(begin)
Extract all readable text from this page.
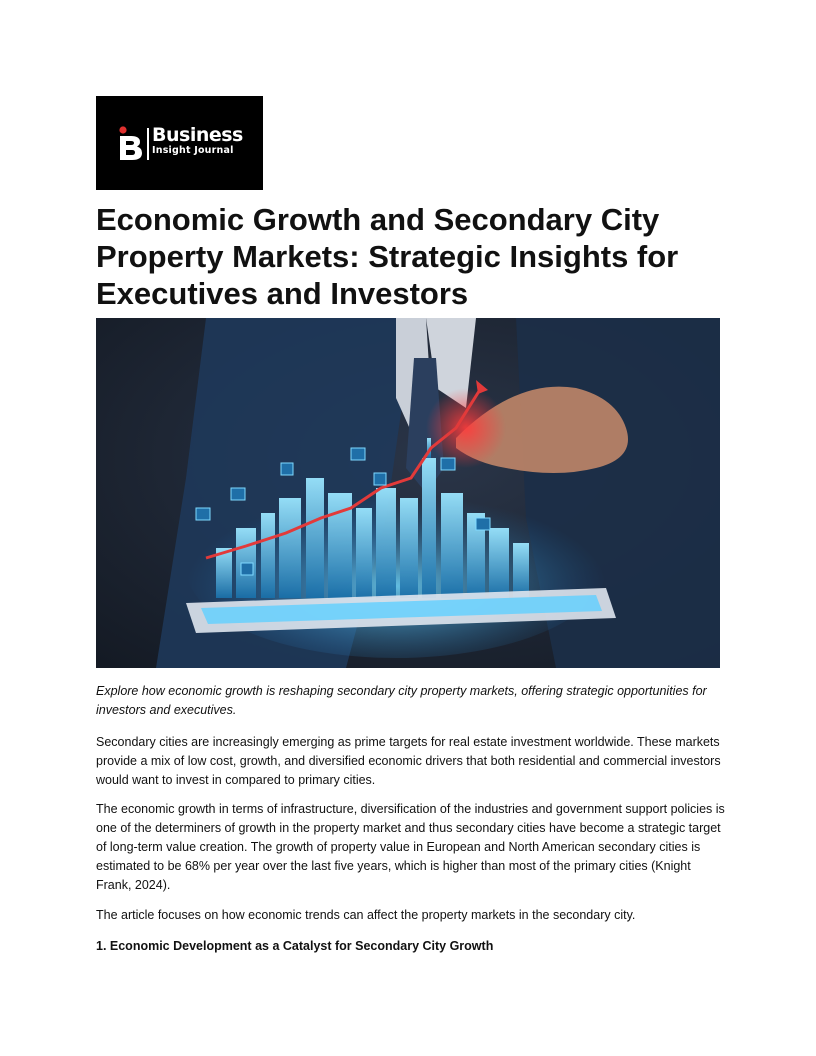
Business
Insight Journal
Economic Growth and Secondary City Property Markets: Strategic Insights for Executives and Investors

Explore how economic growth is reshaping secondary city property markets, offering strategic opportunities for investors and executives.

Secondary cities are increasingly emerging as prime targets for real estate investment worldwide. These markets provide a mix of low cost, growth, and diversified economic drivers that both residential and commercial investors would want to invest in compared to primary cities.

The economic growth in terms of infrastructure, diversification of the industries and government support policies is one of the determiners of growth in the property market and thus secondary cities have become a strategic target of long-term value creation. The growth of property value in European and North American secondary cities is estimated to be 68% per year over the last five years, which is higher than most of the primary cities (Knight Frank, 2024).

The article focuses on how economic trends can affect the property markets in the secondary city.

1. Economic Development as a Catalyst for Secondary City Growth
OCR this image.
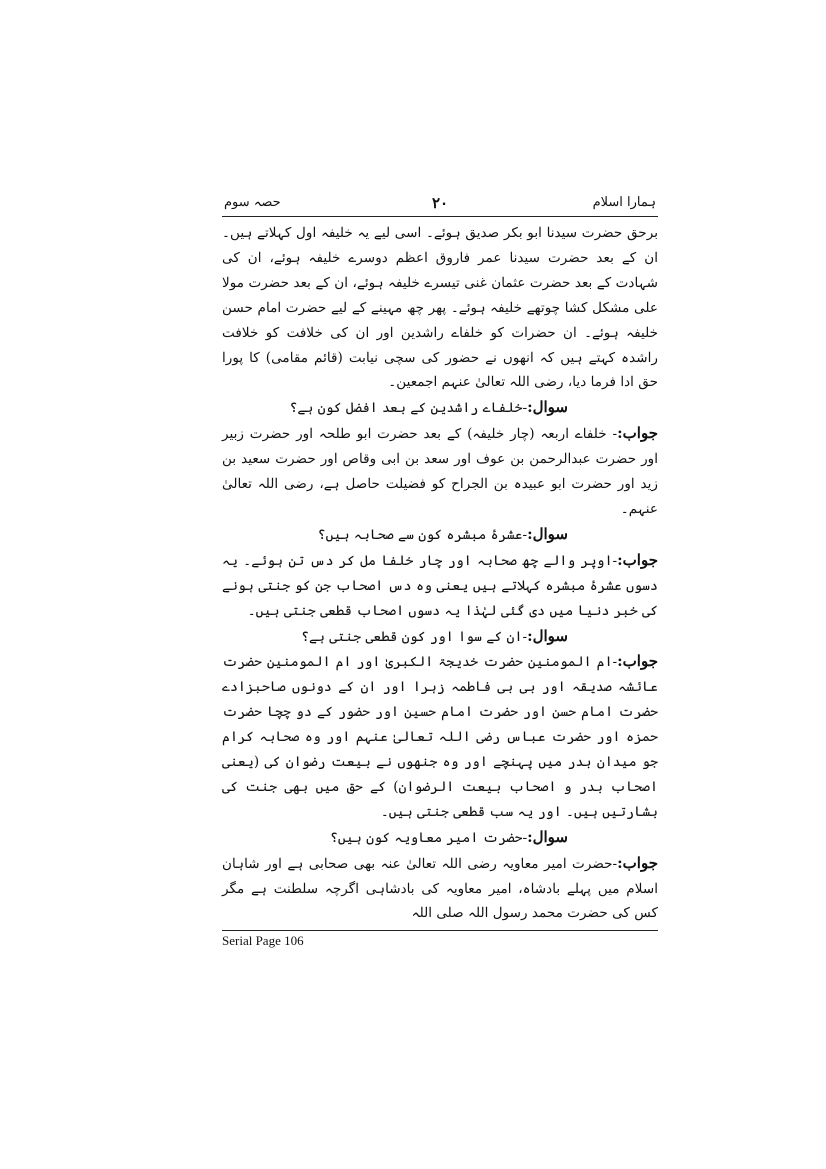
ہمارا اسلام
۲۰
حصہ سوم

برحق حضرت سیدنا ابو بکر صدیق ہوئے۔ اسی لیے یہ خلیفہ اول کہلاتے ہیں۔ ان کے بعد حضرت سیدنا عمر فاروق اعظم دوسرے خلیفہ ہوئے، ان کی شہادت کے بعد حضرت عثمان غنی تیسرے خلیفہ ہوئے، ان کے بعد حضرت مولا علی مشکل کشا چوتھے خلیفہ ہوئے۔ پھر چھ مہینے کے لیے حضرت امام حسن خلیفہ ہوئے۔ ان حضرات کو خلفاے راشدین اور ان کی خلافت کو خلافت راشدہ کہتے ہیں کہ انھوں نے حضور کی سچی نیابت (قائم مقامی) کا پورا حق ادا فرما دیا، رضی اللہ تعالیٰ عنہم اجمعین۔

سوال:-خلفاے راشدین کے بعد افضل کون ہے؟

جواب:- خلفاے اربعہ (چار خلیفہ) کے بعد حضرت ابو طلحہ اور حضرت زبیر اور حضرت عبدالرحمن بن عوف اور سعد بن ابی وقاص اور حضرت سعید بن زید اور حضرت ابو عبیدہ بن الجراح کو فضیلت حاصل ہے، رضی اللہ تعالیٰ عنہم۔

سوال:-عشرۂ مبشرہ کون سے صحابہ ہیں؟

جواب:-اوپر والے چھ صحابہ اور چار خلفا مل کر دس تن ہوئے۔ یہ دسوں عشرۂ مبشرہ کہلاتے ہیں یعنی وہ دس اصحاب جن کو جنتی ہونے کی خبر دنیا میں دی گئی لہٰذا یہ دسوں اصحاب قطعی جنتی ہیں۔

سوال:-ان کے سوا اور کون قطعی جنتی ہے؟

جواب:-ام المومنین حضرت خدیجۃ الکبریٰ اور ام المومنین حضرت عائشہ صدیقہ اور بی بی فاطمہ زہرا اور ان کے دونوں صاحبزادے حضرت امام حسن اور حضرت امام حسین اور حضور کے دو چچا حضرت حمزہ اور حضرت عباس رضی اللہ تعالیٰ عنہم اور وہ صحابہ کرام جو میدان بدر میں پہنچے اور وہ جنھوں نے بیعت رضوان کی (یعنی اصحاب بدر و اصحاب بیعت الرضوان) کے حق میں بھی جنت کی بشارتیں ہیں۔ اور یہ سب قطعی جنتی ہیں۔

سوال:-حضرت امیر معاویہ کون ہیں؟

جواب:-حضرت امیر معاویہ رضی اللہ تعالیٰ عنہ بھی صحابی ہے اور شاہان اسلام میں پہلے بادشاہ، امیر معاویہ کی بادشاہی اگرچہ سلطنت ہے مگر کس کی حضرت محمد رسول اللہ صلی اللہ

Serial Page 106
(end)
TASK PROMPT →
Set down every entry word for word, but omit the pictures.

COMPLETE RESPONSE →
Extract all readable text from this page.
Business
Insight Journal
Economic Growth and Secondary City Property Markets: Strategic Insights for Executives and Investors

Explore how economic growth is reshaping secondary city property markets, offering strategic opportunities for investors and executives.

Secondary cities are increasingly emerging as prime targets for real estate investment worldwide. These markets provide a mix of low cost, growth, and diversified economic drivers that both residential and commercial investors would want to invest in compared to primary cities.

The economic growth in terms of infrastructure, diversification of the industries and government support policies is one of the determiners of growth in the property market and thus secondary cities have become a strategic target of long-term value creation. The growth of property value in European and North American secondary cities is estimated to be 68% per year over the last five years, which is higher than most of the primary cities (Knight Frank, 2024).

The article focuses on how economic trends can affect the property markets in the secondary city.

1. Economic Development as a Catalyst for Secondary City Growth
OCR this image.
ہمارا اسلام
۲۰
حصہ سوم

برحق حضرت سیدنا ابو بکر صدیق ہوئے۔ اسی لیے یہ خلیفہ اول کہلاتے ہیں۔ ان کے بعد حضرت سیدنا عمر فاروق اعظم دوسرے خلیفہ ہوئے، ان کی شہادت کے بعد حضرت عثمان غنی تیسرے خلیفہ ہوئے، ان کے بعد حضرت مولا علی مشکل کشا چوتھے خلیفہ ہوئے۔ پھر چھ مہینے کے لیے حضرت امام حسن خلیفہ ہوئے۔ ان حضرات کو خلفاے راشدین اور ان کی خلافت کو خلافت راشدہ کہتے ہیں کہ انھوں نے حضور کی سچی نیابت (قائم مقامی) کا پورا حق ادا فرما دیا، رضی اللہ تعالیٰ عنہم اجمعین۔

سوال:-خلفاے راشدین کے بعد افضل کون ہے؟

جواب:- خلفاے اربعہ (چار خلیفہ) کے بعد حضرت ابو طلحہ اور حضرت زبیر اور حضرت عبدالرحمن بن عوف اور سعد بن ابی وقاص اور حضرت سعید بن زید اور حضرت ابو عبیدہ بن الجراح کو فضیلت حاصل ہے، رضی اللہ تعالیٰ عنہم۔

سوال:-عشرۂ مبشرہ کون سے صحابہ ہیں؟

جواب:-اوپر والے چھ صحابہ اور چار خلفا مل کر دس تن ہوئے۔ یہ دسوں عشرۂ مبشرہ کہلاتے ہیں یعنی وہ دس اصحاب جن کو جنتی ہونے کی خبر دنیا میں دی گئی لہٰذا یہ دسوں اصحاب قطعی جنتی ہیں۔

سوال:-ان کے سوا اور کون قطعی جنتی ہے؟

جواب:-ام المومنین حضرت خدیجۃ الکبریٰ اور ام المومنین حضرت عائشہ صدیقہ اور بی بی فاطمہ زہرا اور ان کے دونوں صاحبزادے حضرت امام حسن اور حضرت امام حسین اور حضور کے دو چچا حضرت حمزہ اور حضرت عباس رضی اللہ تعالیٰ عنہم اور وہ صحابہ کرام جو میدان بدر میں پہنچے اور وہ جنھوں نے بیعت رضوان کی (یعنی اصحاب بدر و اصحاب بیعت الرضوان) کے حق میں بھی جنت کی بشارتیں ہیں۔ اور یہ سب قطعی جنتی ہیں۔

سوال:-حضرت امیر معاویہ کون ہیں؟

جواب:-حضرت امیر معاویہ رضی اللہ تعالیٰ عنہ بھی صحابی ہے اور شاہان اسلام میں پہلے بادشاہ، امیر معاویہ کی بادشاہی اگرچہ سلطنت ہے مگر کس کی حضرت محمد رسول اللہ صلی اللہ

Serial Page 106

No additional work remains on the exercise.